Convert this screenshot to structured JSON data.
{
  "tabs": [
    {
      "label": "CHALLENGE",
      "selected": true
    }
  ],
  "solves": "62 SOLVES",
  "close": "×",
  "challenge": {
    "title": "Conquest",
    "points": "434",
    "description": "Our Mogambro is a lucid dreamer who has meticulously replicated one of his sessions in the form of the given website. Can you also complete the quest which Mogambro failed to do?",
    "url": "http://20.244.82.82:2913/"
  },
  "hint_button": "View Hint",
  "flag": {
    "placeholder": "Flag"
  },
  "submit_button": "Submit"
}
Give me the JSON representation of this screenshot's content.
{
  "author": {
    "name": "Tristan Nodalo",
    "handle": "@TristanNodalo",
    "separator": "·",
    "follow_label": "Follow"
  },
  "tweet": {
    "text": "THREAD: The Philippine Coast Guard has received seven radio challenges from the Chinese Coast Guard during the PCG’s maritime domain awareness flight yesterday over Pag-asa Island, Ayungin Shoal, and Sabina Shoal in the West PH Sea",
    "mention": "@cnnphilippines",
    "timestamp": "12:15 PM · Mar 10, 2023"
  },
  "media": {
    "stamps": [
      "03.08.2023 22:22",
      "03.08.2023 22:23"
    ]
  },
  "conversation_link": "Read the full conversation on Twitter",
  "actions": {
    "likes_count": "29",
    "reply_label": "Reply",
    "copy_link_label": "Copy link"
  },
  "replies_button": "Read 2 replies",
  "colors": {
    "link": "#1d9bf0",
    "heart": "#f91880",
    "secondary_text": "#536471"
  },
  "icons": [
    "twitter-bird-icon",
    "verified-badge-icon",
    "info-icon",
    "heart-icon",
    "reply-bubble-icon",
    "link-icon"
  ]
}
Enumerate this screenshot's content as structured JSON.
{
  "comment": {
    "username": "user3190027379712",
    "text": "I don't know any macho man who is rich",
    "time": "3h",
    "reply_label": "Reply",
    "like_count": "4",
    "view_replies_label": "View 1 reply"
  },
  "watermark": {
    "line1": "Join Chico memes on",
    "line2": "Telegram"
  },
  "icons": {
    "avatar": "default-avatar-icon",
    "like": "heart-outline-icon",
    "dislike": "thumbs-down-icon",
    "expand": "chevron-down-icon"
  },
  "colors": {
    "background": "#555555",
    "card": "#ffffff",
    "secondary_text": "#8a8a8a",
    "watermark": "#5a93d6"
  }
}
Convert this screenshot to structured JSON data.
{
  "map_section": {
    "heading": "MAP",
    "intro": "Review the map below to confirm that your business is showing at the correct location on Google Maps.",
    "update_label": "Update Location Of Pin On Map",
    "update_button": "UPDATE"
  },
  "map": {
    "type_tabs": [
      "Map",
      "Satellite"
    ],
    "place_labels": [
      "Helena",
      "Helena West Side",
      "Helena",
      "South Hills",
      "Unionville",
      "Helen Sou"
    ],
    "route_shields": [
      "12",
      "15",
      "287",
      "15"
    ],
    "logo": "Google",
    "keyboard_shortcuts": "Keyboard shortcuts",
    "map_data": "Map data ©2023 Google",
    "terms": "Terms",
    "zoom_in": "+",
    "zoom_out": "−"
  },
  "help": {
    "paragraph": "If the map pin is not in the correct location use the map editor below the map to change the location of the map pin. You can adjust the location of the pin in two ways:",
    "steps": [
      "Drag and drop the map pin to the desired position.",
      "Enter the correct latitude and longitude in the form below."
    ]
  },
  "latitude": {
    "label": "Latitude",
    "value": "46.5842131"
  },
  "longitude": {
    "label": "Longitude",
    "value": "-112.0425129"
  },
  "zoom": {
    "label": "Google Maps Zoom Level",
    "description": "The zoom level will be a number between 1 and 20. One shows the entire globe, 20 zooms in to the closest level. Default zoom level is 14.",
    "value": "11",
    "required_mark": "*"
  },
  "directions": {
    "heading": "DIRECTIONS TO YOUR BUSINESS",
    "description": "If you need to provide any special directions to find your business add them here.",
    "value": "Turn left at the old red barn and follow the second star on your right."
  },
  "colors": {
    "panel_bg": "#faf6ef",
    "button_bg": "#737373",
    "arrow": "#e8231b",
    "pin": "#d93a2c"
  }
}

====

▶ _The request_:
Output every record above exactly as it appears.

▶ _Full answer_:
Convert this screenshot to structured JSON data.
{
  "tabs": [
    {
      "label": "CHALLENGE",
      "selected": true
    }
  ],
  "solves": "62 SOLVES",
  "close": "×",
  "challenge": {
    "title": "Conquest",
    "points": "434",
    "description": "Our Mogambro is a lucid dreamer who has meticulously replicated one of his sessions in the form of the given website. Can you also complete the quest which Mogambro failed to do?",
    "url": "http://20.244.82.82:2913/"
  },
  "hint_button": "View Hint",
  "flag": {
    "placeholder": "Flag"
  },
  "submit_button": "Submit"
}
Give me the JSON representation of this screenshot's content.
{
  "author": {
    "name": "Tristan Nodalo",
    "handle": "@TristanNodalo",
    "separator": "·",
    "follow_label": "Follow"
  },
  "tweet": {
    "text": "THREAD: The Philippine Coast Guard has received seven radio challenges from the Chinese Coast Guard during the PCG’s maritime domain awareness flight yesterday over Pag-asa Island, Ayungin Shoal, and Sabina Shoal in the West PH Sea",
    "mention": "@cnnphilippines",
    "timestamp": "12:15 PM · Mar 10, 2023"
  },
  "media": {
    "stamps": [
      "03.08.2023 22:22",
      "03.08.2023 22:23"
    ]
  },
  "conversation_link": "Read the full conversation on Twitter",
  "actions": {
    "likes_count": "29",
    "reply_label": "Reply",
    "copy_link_label": "Copy link"
  },
  "replies_button": "Read 2 replies",
  "colors": {
    "link": "#1d9bf0",
    "heart": "#f91880",
    "secondary_text": "#536471"
  },
  "icons": [
    "twitter-bird-icon",
    "verified-badge-icon",
    "info-icon",
    "heart-icon",
    "reply-bubble-icon",
    "link-icon"
  ]
}
Enumerate this screenshot's content as structured JSON.
{
  "comment": {
    "username": "user3190027379712",
    "text": "I don't know any macho man who is rich",
    "time": "3h",
    "reply_label": "Reply",
    "like_count": "4",
    "view_replies_label": "View 1 reply"
  },
  "watermark": {
    "line1": "Join Chico memes on",
    "line2": "Telegram"
  },
  "icons": {
    "avatar": "default-avatar-icon",
    "like": "heart-outline-icon",
    "dislike": "thumbs-down-icon",
    "expand": "chevron-down-icon"
  },
  "colors": {
    "background": "#555555",
    "card": "#ffffff",
    "secondary_text": "#8a8a8a",
    "watermark": "#5a93d6"
  }
}
Convert this screenshot to structured JSON data.
{
  "map_section": {
    "heading": "MAP",
    "intro": "Review the map below to confirm that your business is showing at the correct location on Google Maps.",
    "update_label": "Update Location Of Pin On Map",
    "update_button": "UPDATE"
  },
  "map": {
    "type_tabs": [
      "Map",
      "Satellite"
    ],
    "place_labels": [
      "Helena",
      "Helena West Side",
      "Helena",
      "South Hills",
      "Unionville",
      "Helen Sou"
    ],
    "route_shields": [
      "12",
      "15",
      "287",
      "15"
    ],
    "logo": "Google",
    "keyboard_shortcuts": "Keyboard shortcuts",
    "map_data": "Map data ©2023 Google",
    "terms": "Terms",
    "zoom_in": "+",
    "zoom_out": "−"
  },
  "help": {
    "paragraph": "If the map pin is not in the correct location use the map editor below the map to change the location of the map pin. You can adjust the location of the pin in two ways:",
    "steps": [
      "Drag and drop the map pin to the desired position.",
      "Enter the correct latitude and longitude in the form below."
    ]
  },
  "latitude": {
    "label": "Latitude",
    "value": "46.5842131"
  },
  "longitude": {
    "label": "Longitude",
    "value": "-112.0425129"
  },
  "zoom": {
    "label": "Google Maps Zoom Level",
    "description": "The zoom level will be a number between 1 and 20. One shows the entire globe, 20 zooms in to the closest level. Default zoom level is 14.",
    "value": "11",
    "required_mark": "*"
  },
  "directions": {
    "heading": "DIRECTIONS TO YOUR BUSINESS",
    "description": "If you need to provide any special directions to find your business add them here.",
    "value": "Turn left at the old red barn and follow the second star on your right."
  },
  "colors": {
    "panel_bg": "#faf6ef",
    "button_bg": "#737373",
    "arrow": "#e8231b",
    "pin": "#d93a2c"
  }
}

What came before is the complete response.